Exercise task
Below are some entries. Copy each line that holds the string "Inventory".

Available data
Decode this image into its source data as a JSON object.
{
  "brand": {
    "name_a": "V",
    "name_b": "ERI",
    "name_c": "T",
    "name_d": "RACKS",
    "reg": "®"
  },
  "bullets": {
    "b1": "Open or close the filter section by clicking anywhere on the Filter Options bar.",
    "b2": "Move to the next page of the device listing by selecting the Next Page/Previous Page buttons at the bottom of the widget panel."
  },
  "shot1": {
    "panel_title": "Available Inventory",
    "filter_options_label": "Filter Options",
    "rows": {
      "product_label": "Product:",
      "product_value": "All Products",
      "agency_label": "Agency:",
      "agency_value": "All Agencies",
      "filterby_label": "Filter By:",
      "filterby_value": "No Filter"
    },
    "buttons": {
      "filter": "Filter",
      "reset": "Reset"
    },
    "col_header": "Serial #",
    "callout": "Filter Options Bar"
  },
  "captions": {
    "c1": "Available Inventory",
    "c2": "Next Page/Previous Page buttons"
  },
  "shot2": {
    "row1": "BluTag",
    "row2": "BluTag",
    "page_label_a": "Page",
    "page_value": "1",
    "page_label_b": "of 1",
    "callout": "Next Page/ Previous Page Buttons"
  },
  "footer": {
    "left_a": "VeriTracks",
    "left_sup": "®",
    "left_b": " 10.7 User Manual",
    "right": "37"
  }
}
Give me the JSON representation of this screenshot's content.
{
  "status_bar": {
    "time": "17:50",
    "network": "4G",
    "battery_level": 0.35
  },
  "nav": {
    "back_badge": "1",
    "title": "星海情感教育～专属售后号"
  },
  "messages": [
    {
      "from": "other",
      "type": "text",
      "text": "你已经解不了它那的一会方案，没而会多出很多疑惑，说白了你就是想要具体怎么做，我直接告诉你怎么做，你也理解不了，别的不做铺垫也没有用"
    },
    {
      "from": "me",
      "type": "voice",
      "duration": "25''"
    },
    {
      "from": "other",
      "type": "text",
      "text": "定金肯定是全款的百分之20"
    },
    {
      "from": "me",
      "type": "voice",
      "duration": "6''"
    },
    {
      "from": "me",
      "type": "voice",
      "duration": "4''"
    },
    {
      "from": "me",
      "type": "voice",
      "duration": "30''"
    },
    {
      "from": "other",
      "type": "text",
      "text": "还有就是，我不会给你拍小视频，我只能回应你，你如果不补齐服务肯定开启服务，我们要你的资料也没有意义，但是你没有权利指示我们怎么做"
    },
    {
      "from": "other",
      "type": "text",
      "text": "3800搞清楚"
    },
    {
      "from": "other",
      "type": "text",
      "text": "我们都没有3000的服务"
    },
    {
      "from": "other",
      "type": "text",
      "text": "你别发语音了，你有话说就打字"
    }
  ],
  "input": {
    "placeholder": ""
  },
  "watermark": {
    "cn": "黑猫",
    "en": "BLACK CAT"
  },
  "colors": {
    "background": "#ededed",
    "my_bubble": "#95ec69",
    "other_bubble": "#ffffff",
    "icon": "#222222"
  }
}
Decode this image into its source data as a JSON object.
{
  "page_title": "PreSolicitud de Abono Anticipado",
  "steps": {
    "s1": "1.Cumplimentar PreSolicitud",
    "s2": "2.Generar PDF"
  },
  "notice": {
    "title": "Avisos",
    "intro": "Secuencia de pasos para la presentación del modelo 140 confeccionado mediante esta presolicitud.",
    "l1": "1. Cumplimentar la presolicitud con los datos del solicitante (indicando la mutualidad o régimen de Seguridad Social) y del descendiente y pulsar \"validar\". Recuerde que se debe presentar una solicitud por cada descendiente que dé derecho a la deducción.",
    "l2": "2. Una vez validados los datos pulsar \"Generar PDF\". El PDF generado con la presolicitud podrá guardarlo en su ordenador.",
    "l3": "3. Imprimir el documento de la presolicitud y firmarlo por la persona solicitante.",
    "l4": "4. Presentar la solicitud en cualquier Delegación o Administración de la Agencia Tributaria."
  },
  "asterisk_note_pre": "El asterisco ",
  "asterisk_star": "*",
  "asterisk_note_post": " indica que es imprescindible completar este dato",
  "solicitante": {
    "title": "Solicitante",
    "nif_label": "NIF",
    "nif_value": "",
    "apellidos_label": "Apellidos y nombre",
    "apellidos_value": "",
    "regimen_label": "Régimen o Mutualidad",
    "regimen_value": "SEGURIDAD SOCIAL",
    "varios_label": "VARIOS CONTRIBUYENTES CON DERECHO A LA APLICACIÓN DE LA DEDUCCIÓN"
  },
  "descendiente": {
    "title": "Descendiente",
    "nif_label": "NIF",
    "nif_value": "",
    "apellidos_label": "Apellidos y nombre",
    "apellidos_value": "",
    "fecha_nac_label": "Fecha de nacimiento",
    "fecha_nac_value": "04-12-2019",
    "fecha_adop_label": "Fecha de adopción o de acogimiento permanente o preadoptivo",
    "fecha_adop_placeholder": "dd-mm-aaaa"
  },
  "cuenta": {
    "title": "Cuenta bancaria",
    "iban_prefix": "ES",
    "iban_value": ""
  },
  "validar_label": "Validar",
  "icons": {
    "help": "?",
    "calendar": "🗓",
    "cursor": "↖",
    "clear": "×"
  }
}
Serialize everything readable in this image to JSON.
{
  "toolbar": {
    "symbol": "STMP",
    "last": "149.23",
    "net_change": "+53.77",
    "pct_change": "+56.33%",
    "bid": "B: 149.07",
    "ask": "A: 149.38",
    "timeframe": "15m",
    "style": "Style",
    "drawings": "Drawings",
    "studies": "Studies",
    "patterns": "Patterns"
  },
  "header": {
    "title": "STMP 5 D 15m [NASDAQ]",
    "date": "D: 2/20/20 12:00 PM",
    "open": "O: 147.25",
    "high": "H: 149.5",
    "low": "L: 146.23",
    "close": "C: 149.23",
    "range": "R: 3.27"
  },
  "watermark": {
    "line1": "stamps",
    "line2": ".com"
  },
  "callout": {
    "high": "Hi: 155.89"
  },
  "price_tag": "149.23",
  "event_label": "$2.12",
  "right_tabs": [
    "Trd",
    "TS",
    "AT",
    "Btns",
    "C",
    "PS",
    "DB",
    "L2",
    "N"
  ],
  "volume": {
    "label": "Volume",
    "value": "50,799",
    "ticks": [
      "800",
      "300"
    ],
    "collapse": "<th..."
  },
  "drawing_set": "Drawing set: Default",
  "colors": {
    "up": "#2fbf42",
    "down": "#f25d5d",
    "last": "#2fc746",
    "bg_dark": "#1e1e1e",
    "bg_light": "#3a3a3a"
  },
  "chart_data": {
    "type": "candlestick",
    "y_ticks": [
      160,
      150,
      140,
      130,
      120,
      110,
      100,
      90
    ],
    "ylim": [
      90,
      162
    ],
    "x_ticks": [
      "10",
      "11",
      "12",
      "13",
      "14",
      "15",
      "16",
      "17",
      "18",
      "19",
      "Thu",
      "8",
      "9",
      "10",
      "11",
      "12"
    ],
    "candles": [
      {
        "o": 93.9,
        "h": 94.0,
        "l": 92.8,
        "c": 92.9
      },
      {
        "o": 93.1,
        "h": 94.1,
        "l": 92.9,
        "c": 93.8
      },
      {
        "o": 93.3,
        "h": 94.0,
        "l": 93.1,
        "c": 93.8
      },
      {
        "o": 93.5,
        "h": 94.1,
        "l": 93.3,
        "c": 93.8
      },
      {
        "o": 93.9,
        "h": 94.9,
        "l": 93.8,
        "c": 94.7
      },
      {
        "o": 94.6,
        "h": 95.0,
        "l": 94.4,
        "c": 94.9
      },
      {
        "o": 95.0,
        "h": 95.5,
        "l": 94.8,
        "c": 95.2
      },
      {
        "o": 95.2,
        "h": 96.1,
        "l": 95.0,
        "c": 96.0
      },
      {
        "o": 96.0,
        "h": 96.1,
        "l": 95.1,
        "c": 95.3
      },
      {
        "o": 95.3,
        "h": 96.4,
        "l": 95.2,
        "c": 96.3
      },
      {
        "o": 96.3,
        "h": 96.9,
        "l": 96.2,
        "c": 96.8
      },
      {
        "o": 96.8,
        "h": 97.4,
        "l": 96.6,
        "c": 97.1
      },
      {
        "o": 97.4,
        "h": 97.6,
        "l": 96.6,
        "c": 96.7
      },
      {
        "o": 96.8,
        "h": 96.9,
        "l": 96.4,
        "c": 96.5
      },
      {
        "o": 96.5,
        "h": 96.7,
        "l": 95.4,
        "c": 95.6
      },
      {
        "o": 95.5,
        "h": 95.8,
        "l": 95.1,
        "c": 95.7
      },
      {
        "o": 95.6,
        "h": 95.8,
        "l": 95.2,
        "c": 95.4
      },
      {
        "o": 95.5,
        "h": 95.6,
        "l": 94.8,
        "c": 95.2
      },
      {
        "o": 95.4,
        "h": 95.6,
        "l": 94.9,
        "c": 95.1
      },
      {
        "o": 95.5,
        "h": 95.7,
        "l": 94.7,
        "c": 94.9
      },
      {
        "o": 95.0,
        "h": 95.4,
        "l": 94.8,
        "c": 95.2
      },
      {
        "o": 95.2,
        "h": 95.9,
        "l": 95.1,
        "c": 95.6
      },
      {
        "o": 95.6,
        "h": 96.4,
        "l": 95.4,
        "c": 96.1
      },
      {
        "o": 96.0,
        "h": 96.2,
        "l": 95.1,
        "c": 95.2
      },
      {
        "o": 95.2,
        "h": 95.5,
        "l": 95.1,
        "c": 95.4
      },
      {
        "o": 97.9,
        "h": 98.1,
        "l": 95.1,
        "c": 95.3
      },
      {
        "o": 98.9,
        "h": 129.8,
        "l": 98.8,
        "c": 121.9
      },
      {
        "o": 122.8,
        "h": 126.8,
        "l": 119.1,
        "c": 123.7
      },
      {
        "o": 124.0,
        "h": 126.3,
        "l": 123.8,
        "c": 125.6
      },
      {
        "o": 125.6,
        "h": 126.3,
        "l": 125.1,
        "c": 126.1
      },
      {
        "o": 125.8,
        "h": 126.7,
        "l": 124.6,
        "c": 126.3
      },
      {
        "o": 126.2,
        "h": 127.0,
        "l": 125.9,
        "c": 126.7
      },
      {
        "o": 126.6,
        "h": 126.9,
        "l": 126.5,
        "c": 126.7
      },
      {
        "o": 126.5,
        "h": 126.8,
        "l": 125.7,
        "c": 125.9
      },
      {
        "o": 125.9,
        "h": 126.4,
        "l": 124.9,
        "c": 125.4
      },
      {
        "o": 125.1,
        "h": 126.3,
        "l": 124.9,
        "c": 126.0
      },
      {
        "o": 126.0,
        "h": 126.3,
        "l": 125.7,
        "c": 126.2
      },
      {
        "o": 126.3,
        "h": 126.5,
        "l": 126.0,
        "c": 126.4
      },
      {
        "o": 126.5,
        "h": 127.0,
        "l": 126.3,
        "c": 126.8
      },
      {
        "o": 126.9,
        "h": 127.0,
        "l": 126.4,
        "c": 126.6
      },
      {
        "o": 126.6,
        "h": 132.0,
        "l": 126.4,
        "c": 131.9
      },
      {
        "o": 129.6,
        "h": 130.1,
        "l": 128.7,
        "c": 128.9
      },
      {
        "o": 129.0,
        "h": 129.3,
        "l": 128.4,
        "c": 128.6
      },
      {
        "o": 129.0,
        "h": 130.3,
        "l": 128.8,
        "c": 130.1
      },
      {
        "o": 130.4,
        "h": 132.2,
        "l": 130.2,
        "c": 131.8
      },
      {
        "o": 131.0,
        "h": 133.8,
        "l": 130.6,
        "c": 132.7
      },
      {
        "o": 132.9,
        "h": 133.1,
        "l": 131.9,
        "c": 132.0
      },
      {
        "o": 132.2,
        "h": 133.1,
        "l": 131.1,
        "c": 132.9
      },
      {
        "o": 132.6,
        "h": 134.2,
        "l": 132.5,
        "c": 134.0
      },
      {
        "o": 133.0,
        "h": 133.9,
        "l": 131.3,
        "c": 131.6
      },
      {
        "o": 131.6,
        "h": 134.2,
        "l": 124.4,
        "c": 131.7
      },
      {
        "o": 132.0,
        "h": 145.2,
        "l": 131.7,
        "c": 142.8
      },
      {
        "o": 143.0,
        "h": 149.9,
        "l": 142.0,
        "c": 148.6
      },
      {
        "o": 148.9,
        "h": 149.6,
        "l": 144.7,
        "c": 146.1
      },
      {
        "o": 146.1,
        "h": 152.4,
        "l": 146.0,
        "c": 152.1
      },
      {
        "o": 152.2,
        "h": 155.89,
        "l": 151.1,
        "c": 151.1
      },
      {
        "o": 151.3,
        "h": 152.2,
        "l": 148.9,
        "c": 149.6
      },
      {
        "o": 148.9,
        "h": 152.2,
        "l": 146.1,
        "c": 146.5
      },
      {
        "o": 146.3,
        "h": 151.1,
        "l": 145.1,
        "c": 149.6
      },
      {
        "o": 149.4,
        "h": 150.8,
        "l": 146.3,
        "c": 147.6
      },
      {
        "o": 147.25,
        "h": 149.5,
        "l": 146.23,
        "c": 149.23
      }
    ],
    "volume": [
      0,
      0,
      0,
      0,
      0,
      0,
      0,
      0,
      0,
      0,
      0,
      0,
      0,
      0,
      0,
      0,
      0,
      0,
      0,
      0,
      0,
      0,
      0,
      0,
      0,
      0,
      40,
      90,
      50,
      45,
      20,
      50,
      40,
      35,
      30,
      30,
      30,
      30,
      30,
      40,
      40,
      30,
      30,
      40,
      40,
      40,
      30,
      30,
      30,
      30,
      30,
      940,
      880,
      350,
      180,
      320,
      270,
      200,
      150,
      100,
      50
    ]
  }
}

Result for this task
    "panel_title": "Available Inventory",
    "c1": "Available Inventory",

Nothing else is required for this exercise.